— begin —

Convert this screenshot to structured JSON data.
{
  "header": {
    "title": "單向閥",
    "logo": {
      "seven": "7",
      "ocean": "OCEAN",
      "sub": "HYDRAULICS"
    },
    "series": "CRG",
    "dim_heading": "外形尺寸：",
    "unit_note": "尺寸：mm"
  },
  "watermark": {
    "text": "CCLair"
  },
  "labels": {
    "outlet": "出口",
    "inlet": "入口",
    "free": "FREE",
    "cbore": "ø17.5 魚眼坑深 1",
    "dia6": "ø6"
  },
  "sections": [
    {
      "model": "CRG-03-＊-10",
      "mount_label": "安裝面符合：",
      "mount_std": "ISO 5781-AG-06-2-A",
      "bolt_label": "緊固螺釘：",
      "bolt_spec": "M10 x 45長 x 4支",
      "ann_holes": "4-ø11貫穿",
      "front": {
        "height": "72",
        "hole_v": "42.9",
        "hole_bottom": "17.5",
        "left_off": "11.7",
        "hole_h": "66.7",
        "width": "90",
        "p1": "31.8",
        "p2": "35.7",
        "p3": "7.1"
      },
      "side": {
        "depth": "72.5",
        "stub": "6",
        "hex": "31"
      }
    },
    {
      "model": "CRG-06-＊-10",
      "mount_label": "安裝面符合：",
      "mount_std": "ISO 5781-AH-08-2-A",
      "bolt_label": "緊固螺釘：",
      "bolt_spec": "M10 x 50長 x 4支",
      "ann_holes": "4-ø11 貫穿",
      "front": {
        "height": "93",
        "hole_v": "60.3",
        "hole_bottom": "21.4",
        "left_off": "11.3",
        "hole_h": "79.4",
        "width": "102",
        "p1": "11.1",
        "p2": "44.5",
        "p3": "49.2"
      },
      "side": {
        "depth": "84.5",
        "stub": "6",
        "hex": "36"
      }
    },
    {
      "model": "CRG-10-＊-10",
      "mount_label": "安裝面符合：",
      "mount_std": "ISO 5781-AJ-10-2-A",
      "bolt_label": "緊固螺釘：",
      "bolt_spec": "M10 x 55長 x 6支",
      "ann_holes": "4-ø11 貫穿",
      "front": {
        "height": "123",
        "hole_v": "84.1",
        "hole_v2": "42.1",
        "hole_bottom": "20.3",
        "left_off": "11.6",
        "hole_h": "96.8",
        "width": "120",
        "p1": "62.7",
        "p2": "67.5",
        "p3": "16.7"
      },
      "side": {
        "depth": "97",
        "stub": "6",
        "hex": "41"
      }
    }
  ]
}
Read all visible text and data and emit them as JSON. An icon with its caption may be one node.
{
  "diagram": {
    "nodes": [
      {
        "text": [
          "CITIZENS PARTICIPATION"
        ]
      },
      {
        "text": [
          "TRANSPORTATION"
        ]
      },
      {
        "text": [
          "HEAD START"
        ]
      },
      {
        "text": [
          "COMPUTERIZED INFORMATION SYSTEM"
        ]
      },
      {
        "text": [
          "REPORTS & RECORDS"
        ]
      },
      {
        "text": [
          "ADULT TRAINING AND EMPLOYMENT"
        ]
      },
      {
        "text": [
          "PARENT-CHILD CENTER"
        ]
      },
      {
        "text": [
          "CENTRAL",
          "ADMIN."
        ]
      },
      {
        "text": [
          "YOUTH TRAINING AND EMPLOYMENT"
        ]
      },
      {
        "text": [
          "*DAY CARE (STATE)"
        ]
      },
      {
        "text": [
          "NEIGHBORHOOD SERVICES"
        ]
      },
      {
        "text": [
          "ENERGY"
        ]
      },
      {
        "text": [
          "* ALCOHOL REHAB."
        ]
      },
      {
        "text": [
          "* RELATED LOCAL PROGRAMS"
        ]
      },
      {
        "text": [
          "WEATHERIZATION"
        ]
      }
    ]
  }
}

— end —

### Required task
Pull out and copy each line containing the string "data".

### Solution
Convert this screenshot to structured JSON data.
Read all visible text and data and emit them as JSON. An icon with its caption may be one node.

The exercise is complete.